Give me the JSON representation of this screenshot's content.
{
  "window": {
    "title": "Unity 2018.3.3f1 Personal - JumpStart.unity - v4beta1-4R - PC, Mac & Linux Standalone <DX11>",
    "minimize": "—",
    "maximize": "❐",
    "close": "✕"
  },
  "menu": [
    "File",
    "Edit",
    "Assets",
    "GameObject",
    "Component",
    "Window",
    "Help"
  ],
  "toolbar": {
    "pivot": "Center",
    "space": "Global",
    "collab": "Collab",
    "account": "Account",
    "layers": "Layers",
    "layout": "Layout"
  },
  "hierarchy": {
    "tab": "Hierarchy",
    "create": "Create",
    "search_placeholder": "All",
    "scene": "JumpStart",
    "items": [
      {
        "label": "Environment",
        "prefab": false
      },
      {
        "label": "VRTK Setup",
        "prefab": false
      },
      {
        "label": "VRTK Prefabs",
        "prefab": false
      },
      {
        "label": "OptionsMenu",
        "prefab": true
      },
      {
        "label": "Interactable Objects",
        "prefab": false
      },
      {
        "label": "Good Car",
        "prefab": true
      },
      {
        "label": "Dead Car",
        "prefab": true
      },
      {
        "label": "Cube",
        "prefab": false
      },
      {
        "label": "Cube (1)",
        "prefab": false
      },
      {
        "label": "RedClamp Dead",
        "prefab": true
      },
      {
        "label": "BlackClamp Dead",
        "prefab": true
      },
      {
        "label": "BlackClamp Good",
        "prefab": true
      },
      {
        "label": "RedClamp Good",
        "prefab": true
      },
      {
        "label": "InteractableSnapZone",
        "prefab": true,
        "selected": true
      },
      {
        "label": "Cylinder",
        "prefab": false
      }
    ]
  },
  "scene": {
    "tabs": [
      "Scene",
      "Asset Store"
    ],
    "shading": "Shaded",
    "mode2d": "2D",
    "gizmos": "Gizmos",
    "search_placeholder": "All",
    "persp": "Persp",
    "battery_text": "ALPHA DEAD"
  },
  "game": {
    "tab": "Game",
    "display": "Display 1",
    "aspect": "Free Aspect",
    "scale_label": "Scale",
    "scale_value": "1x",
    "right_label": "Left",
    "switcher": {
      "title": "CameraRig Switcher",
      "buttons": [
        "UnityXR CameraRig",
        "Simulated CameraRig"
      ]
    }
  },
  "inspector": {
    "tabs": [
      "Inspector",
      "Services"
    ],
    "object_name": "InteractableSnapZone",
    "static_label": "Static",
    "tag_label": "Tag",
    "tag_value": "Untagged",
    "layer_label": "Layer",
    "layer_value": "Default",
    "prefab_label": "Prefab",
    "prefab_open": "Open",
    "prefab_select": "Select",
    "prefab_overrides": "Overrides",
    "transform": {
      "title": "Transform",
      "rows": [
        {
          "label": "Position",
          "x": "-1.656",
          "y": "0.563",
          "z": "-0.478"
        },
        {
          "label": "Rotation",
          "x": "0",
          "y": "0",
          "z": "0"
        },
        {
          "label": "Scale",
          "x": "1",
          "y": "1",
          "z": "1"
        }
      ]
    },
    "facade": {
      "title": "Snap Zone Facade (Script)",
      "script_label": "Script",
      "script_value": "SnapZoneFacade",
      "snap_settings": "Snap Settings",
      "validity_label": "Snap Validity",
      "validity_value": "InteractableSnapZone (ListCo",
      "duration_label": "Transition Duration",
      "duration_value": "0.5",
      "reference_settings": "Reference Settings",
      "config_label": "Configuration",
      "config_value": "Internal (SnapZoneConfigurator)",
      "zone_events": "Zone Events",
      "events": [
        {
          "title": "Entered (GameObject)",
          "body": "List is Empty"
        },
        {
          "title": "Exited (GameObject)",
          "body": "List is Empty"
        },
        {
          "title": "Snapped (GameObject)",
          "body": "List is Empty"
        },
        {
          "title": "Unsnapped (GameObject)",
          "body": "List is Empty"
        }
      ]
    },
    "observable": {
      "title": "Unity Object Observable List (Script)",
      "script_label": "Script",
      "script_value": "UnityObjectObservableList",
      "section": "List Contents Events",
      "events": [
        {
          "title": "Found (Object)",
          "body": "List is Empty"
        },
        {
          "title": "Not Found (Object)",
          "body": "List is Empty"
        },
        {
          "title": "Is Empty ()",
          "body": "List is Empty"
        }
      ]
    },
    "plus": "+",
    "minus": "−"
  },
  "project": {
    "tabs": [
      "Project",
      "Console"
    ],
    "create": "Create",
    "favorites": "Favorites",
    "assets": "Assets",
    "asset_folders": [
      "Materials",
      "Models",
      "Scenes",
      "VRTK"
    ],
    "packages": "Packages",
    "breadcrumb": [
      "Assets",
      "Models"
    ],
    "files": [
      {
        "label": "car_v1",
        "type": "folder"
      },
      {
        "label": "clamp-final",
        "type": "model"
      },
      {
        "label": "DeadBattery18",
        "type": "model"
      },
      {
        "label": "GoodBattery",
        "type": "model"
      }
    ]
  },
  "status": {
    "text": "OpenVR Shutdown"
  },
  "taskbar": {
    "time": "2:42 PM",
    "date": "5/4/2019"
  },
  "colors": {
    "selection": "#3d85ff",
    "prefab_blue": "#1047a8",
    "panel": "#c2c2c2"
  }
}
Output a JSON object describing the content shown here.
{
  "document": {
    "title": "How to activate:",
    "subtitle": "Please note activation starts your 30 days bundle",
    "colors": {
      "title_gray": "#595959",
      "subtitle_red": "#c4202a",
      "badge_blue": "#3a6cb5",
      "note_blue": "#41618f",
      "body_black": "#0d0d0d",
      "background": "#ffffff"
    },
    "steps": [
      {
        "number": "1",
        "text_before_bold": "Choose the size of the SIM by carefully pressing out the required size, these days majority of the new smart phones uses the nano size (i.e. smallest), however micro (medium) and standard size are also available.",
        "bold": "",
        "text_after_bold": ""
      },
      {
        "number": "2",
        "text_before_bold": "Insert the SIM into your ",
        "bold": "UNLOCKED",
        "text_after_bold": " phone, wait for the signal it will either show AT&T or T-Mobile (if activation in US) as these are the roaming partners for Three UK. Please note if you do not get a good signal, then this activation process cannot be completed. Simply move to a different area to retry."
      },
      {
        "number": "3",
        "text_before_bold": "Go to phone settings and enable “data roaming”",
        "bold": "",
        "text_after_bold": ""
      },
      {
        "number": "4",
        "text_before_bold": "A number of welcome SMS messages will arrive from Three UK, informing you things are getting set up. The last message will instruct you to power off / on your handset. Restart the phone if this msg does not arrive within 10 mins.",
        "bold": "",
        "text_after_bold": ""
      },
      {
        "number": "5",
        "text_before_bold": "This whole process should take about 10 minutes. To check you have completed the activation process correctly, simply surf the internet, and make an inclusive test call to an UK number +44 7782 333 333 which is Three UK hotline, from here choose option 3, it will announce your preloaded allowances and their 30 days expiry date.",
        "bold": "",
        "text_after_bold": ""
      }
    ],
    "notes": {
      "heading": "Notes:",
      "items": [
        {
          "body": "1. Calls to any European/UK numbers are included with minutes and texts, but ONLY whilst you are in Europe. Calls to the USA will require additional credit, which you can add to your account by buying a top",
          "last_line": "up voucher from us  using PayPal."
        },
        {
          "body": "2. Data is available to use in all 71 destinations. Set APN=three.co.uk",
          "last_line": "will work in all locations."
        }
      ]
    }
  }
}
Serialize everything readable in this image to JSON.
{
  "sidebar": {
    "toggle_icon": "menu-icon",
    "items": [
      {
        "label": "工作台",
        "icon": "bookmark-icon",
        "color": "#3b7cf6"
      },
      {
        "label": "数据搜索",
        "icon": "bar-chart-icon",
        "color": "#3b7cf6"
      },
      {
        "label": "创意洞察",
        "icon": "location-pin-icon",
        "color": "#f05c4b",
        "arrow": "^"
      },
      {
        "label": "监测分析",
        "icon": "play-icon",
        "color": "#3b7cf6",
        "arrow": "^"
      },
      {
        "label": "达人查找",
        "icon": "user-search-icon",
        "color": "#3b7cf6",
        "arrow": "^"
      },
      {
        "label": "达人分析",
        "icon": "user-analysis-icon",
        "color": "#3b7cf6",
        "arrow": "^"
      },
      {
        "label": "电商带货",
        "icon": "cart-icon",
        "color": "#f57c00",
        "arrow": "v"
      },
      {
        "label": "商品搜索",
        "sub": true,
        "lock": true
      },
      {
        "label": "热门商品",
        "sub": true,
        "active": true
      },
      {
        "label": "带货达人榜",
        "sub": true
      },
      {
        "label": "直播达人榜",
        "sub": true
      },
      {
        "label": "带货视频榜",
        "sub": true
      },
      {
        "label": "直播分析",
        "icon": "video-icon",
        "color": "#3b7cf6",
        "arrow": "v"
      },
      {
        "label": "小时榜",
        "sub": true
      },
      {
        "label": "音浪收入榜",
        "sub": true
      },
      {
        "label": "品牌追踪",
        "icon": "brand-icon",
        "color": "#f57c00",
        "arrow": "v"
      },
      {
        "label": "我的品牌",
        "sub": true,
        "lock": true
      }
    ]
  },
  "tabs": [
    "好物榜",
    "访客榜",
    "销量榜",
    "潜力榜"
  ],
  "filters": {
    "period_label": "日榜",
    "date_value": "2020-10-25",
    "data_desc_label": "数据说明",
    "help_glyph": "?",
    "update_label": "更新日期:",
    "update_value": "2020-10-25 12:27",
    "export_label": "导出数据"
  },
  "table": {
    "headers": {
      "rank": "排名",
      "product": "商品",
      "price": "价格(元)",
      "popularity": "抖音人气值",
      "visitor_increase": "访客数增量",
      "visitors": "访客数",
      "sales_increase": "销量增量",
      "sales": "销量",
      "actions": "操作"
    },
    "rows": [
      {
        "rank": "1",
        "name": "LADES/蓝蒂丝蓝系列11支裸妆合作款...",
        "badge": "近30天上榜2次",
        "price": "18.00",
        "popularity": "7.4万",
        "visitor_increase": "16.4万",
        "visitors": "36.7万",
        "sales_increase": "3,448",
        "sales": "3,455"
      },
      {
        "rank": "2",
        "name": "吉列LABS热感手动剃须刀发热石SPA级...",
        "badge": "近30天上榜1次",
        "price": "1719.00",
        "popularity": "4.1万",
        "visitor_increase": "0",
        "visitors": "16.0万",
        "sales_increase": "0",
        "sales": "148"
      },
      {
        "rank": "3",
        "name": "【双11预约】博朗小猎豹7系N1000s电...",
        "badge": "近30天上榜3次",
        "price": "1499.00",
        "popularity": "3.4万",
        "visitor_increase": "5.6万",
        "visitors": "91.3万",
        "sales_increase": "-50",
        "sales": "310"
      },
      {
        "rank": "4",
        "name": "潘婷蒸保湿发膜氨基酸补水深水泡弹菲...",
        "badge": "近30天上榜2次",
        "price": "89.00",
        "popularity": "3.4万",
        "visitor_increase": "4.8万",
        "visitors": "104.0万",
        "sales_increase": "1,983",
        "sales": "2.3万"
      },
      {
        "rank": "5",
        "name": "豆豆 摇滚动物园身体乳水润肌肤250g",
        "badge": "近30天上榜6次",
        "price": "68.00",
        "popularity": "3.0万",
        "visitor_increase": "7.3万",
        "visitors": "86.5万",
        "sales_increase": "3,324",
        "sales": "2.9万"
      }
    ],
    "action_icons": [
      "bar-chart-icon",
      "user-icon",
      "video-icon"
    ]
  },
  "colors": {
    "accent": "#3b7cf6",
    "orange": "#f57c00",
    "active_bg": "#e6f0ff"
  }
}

§ **Direction**:
Only a number is wanted: how many lines of the data above contain "GameObject"?

§ **Task response**:
5